_WHAT IS ASKED:_ The listing below should be printed exactly, every line of it. Skip the pictures.

_ENTRIES SUPPLIED:_
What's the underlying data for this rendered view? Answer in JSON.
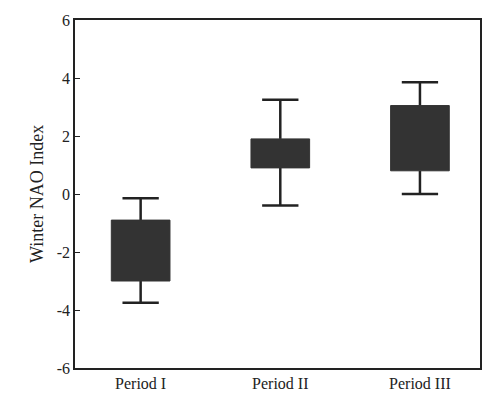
{
  "chart_data": {
    "type": "box",
    "ylabel": "Winter NAO Index",
    "categories": [
      "Period I",
      "Period II",
      "Period III"
    ],
    "boxes": [
      {
        "low": -3.75,
        "q1": -3.0,
        "q3": -0.9,
        "high": -0.15
      },
      {
        "low": -0.4,
        "q1": 0.9,
        "q3": 1.9,
        "high": 3.25
      },
      {
        "low": 0.0,
        "q1": 0.8,
        "q3": 3.05,
        "high": 3.85
      }
    ],
    "color": "#333333",
    "ylim": [
      -6,
      6
    ],
    "yticks": [
      -6,
      -4,
      -2,
      0,
      2,
      4,
      6
    ],
    "grid": false
  }
}
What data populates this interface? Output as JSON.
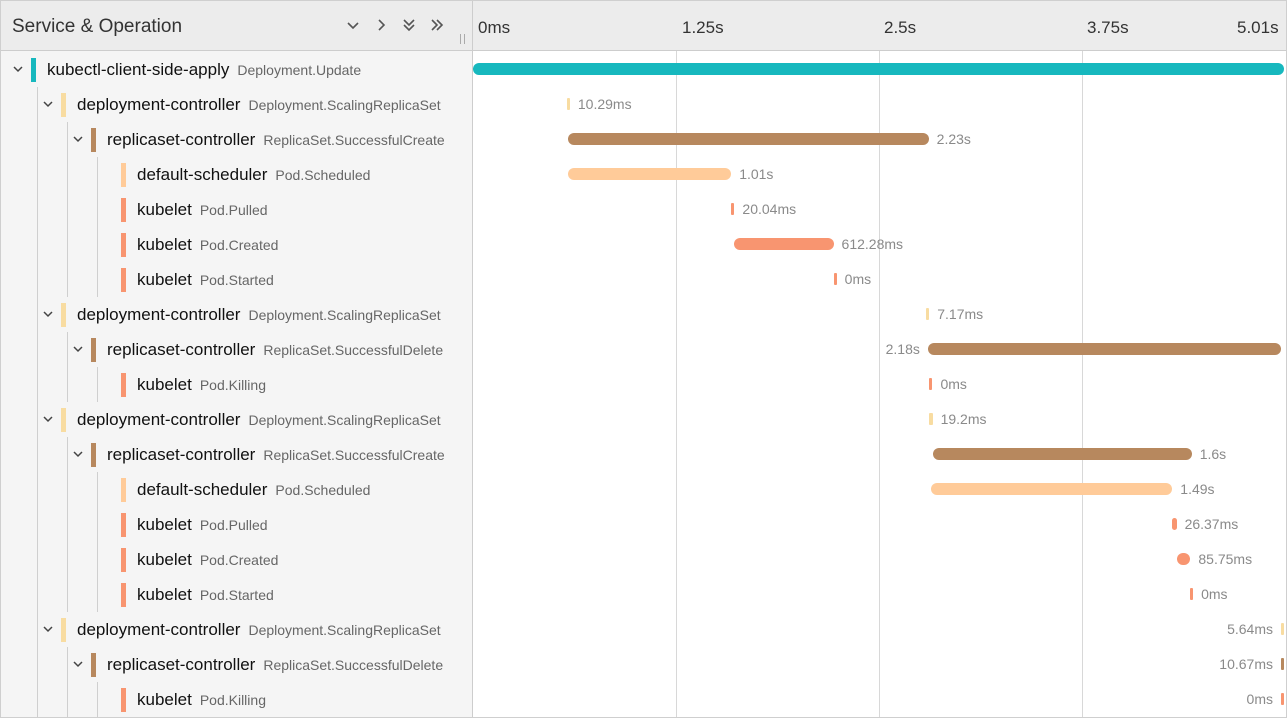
{
  "header": {
    "title": "Service & Operation",
    "ticks": [
      "0ms",
      "1.25s",
      "2.5s",
      "3.75s",
      "5.01s"
    ]
  },
  "colors": {
    "kubectl": "#17b8be",
    "deployment": "#f8dca1",
    "replicaset": "#b7885e",
    "scheduler": "#ffcb99",
    "kubelet": "#f89570"
  },
  "rows": [
    {
      "service": "kubectl-client-side-apply",
      "operation": "Deployment.Update",
      "depth": 0,
      "color": "kubectl",
      "collapsible": true,
      "start_ms": 0,
      "duration_ms": 5010,
      "duration_label": ""
    },
    {
      "service": "deployment-controller",
      "operation": "Deployment.ScalingReplicaSet",
      "depth": 1,
      "color": "deployment",
      "collapsible": true,
      "start_ms": 580,
      "duration_ms": 10.29,
      "duration_label": "10.29ms"
    },
    {
      "service": "replicaset-controller",
      "operation": "ReplicaSet.SuccessfulCreate",
      "depth": 2,
      "color": "replicaset",
      "collapsible": true,
      "start_ms": 585,
      "duration_ms": 2230,
      "duration_label": "2.23s"
    },
    {
      "service": "default-scheduler",
      "operation": "Pod.Scheduled",
      "depth": 3,
      "color": "scheduler",
      "collapsible": false,
      "start_ms": 585,
      "duration_ms": 1010,
      "duration_label": "1.01s"
    },
    {
      "service": "kubelet",
      "operation": "Pod.Pulled",
      "depth": 3,
      "color": "kubelet",
      "collapsible": false,
      "start_ms": 1595,
      "duration_ms": 20.04,
      "duration_label": "20.04ms"
    },
    {
      "service": "kubelet",
      "operation": "Pod.Created",
      "depth": 3,
      "color": "kubelet",
      "collapsible": false,
      "start_ms": 1615,
      "duration_ms": 612.28,
      "duration_label": "612.28ms"
    },
    {
      "service": "kubelet",
      "operation": "Pod.Started",
      "depth": 3,
      "color": "kubelet",
      "collapsible": false,
      "start_ms": 2228,
      "duration_ms": 0,
      "duration_label": "0ms"
    },
    {
      "service": "deployment-controller",
      "operation": "Deployment.ScalingReplicaSet",
      "depth": 1,
      "color": "deployment",
      "collapsible": true,
      "start_ms": 2800,
      "duration_ms": 7.17,
      "duration_label": "7.17ms"
    },
    {
      "service": "replicaset-controller",
      "operation": "ReplicaSet.SuccessfulDelete",
      "depth": 2,
      "color": "replicaset",
      "collapsible": true,
      "start_ms": 2810,
      "duration_ms": 2180,
      "duration_label": "2.18s"
    },
    {
      "service": "kubelet",
      "operation": "Pod.Killing",
      "depth": 3,
      "color": "kubelet",
      "collapsible": false,
      "start_ms": 2820,
      "duration_ms": 0,
      "duration_label": "0ms"
    },
    {
      "service": "deployment-controller",
      "operation": "Deployment.ScalingReplicaSet",
      "depth": 1,
      "color": "deployment",
      "collapsible": true,
      "start_ms": 2820,
      "duration_ms": 19.2,
      "duration_label": "19.2ms"
    },
    {
      "service": "replicaset-controller",
      "operation": "ReplicaSet.SuccessfulCreate",
      "depth": 2,
      "color": "replicaset",
      "collapsible": true,
      "start_ms": 2840,
      "duration_ms": 1600,
      "duration_label": "1.6s"
    },
    {
      "service": "default-scheduler",
      "operation": "Pod.Scheduled",
      "depth": 3,
      "color": "scheduler",
      "collapsible": false,
      "start_ms": 2830,
      "duration_ms": 1490,
      "duration_label": "1.49s"
    },
    {
      "service": "kubelet",
      "operation": "Pod.Pulled",
      "depth": 3,
      "color": "kubelet",
      "collapsible": false,
      "start_ms": 4320,
      "duration_ms": 26.37,
      "duration_label": "26.37ms"
    },
    {
      "service": "kubelet",
      "operation": "Pod.Created",
      "depth": 3,
      "color": "kubelet",
      "collapsible": false,
      "start_ms": 4346,
      "duration_ms": 85.75,
      "duration_label": "85.75ms"
    },
    {
      "service": "kubelet",
      "operation": "Pod.Started",
      "depth": 3,
      "color": "kubelet",
      "collapsible": false,
      "start_ms": 4430,
      "duration_ms": 0,
      "duration_label": "0ms"
    },
    {
      "service": "deployment-controller",
      "operation": "Deployment.ScalingReplicaSet",
      "depth": 1,
      "color": "deployment",
      "collapsible": true,
      "start_ms": 5004,
      "duration_ms": 5.64,
      "duration_label": "5.64ms"
    },
    {
      "service": "replicaset-controller",
      "operation": "ReplicaSet.SuccessfulDelete",
      "depth": 2,
      "color": "replicaset",
      "collapsible": true,
      "start_ms": 4998,
      "duration_ms": 10.67,
      "duration_label": "10.67ms"
    },
    {
      "service": "kubelet",
      "operation": "Pod.Killing",
      "depth": 3,
      "color": "kubelet",
      "collapsible": false,
      "start_ms": 5010,
      "duration_ms": 0,
      "duration_label": "0ms"
    }
  ]
}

_WRITTEN SOLUTION:_
What's the underlying data for this rendered view? Answer in JSON.
{
  "chart_data": {
    "type": "box",
    "ylabel": "Winter NAO Index",
    "categories": [
      "Period I",
      "Period II",
      "Period III"
    ],
    "boxes": [
      {
        "low": -3.75,
        "q1": -3.0,
        "q3": -0.9,
        "high": -0.15
      },
      {
        "low": -0.4,
        "q1": 0.9,
        "q3": 1.9,
        "high": 3.25
      },
      {
        "low": 0.0,
        "q1": 0.8,
        "q3": 3.05,
        "high": 3.85
      }
    ],
    "color": "#333333",
    "ylim": [
      -6,
      6
    ],
    "yticks": [
      -6,
      -4,
      -2,
      0,
      2,
      4,
      6
    ],
    "grid": false
  }
}
What data populates this interface? Output as JSON.
{
  "header": {
    "title": "Service & Operation",
    "ticks": [
      "0ms",
      "1.25s",
      "2.5s",
      "3.75s",
      "5.01s"
    ]
  },
  "colors": {
    "kubectl": "#17b8be",
    "deployment": "#f8dca1",
    "replicaset": "#b7885e",
    "scheduler": "#ffcb99",
    "kubelet": "#f89570"
  },
  "rows": [
    {
      "service": "kubectl-client-side-apply",
      "operation": "Deployment.Update",
      "depth": 0,
      "color": "kubectl",
      "collapsible": true,
      "start_ms": 0,
      "duration_ms": 5010,
      "duration_label": ""
    },
    {
      "service": "deployment-controller",
      "operation": "Deployment.ScalingReplicaSet",
      "depth": 1,
      "color": "deployment",
      "collapsible": true,
      "start_ms": 580,
      "duration_ms": 10.29,
      "duration_label": "10.29ms"
    },
    {
      "service": "replicaset-controller",
      "operation": "ReplicaSet.SuccessfulCreate",
      "depth": 2,
      "color": "replicaset",
      "collapsible": true,
      "start_ms": 585,
      "duration_ms": 2230,
      "duration_label": "2.23s"
    },
    {
      "service": "default-scheduler",
      "operation": "Pod.Scheduled",
      "depth": 3,
      "color": "scheduler",
      "collapsible": false,
      "start_ms": 585,
      "duration_ms": 1010,
      "duration_label": "1.01s"
    },
    {
      "service": "kubelet",
      "operation": "Pod.Pulled",
      "depth": 3,
      "color": "kubelet",
      "collapsible": false,
      "start_ms": 1595,
      "duration_ms": 20.04,
      "duration_label": "20.04ms"
    },
    {
      "service": "kubelet",
      "operation": "Pod.Created",
      "depth": 3,
      "color": "kubelet",
      "collapsible": false,
      "start_ms": 1615,
      "duration_ms": 612.28,
      "duration_label": "612.28ms"
    },
    {
      "service": "kubelet",
      "operation": "Pod.Started",
      "depth": 3,
      "color": "kubelet",
      "collapsible": false,
      "start_ms": 2228,
      "duration_ms": 0,
      "duration_label": "0ms"
    },
    {
      "service": "deployment-controller",
      "operation": "Deployment.ScalingReplicaSet",
      "depth": 1,
      "color": "deployment",
      "collapsible": true,
      "start_ms": 2800,
      "duration_ms": 7.17,
      "duration_label": "7.17ms"
    },
    {
      "service": "replicaset-controller",
      "operation": "ReplicaSet.SuccessfulDelete",
      "depth": 2,
      "color": "replicaset",
      "collapsible": true,
      "start_ms": 2810,
      "duration_ms": 2180,
      "duration_label": "2.18s"
    },
    {
      "service": "kubelet",
      "operation": "Pod.Killing",
      "depth": 3,
      "color": "kubelet",
      "collapsible": false,
      "start_ms": 2820,
      "duration_ms": 0,
      "duration_label": "0ms"
    },
    {
      "service": "deployment-controller",
      "operation": "Deployment.ScalingReplicaSet",
      "depth": 1,
      "color": "deployment",
      "collapsible": true,
      "start_ms": 2820,
      "duration_ms": 19.2,
      "duration_label": "19.2ms"
    },
    {
      "service": "replicaset-controller",
      "operation": "ReplicaSet.SuccessfulCreate",
      "depth": 2,
      "color": "replicaset",
      "collapsible": true,
      "start_ms": 2840,
      "duration_ms": 1600,
      "duration_label": "1.6s"
    },
    {
      "service": "default-scheduler",
      "operation": "Pod.Scheduled",
      "depth": 3,
      "color": "scheduler",
      "collapsible": false,
      "start_ms": 2830,
      "duration_ms": 1490,
      "duration_label": "1.49s"
    },
    {
      "service": "kubelet",
      "operation": "Pod.Pulled",
      "depth": 3,
      "color": "kubelet",
      "collapsible": false,
      "start_ms": 4320,
      "duration_ms": 26.37,
      "duration_label": "26.37ms"
    },
    {
      "service": "kubelet",
      "operation": "Pod.Created",
      "depth": 3,
      "color": "kubelet",
      "collapsible": false,
      "start_ms": 4346,
      "duration_ms": 85.75,
      "duration_label": "85.75ms"
    },
    {
      "service": "kubelet",
      "operation": "Pod.Started",
      "depth": 3,
      "color": "kubelet",
      "collapsible": false,
      "start_ms": 4430,
      "duration_ms": 0,
      "duration_label": "0ms"
    },
    {
      "service": "deployment-controller",
      "operation": "Deployment.ScalingReplicaSet",
      "depth": 1,
      "color": "deployment",
      "collapsible": true,
      "start_ms": 5004,
      "duration_ms": 5.64,
      "duration_label": "5.64ms"
    },
    {
      "service": "replicaset-controller",
      "operation": "ReplicaSet.SuccessfulDelete",
      "depth": 2,
      "color": "replicaset",
      "collapsible": true,
      "start_ms": 4998,
      "duration_ms": 10.67,
      "duration_label": "10.67ms"
    },
    {
      "service": "kubelet",
      "operation": "Pod.Killing",
      "depth": 3,
      "color": "kubelet",
      "collapsible": false,
      "start_ms": 5010,
      "duration_ms": 0,
      "duration_label": "0ms"
    }
  ]
}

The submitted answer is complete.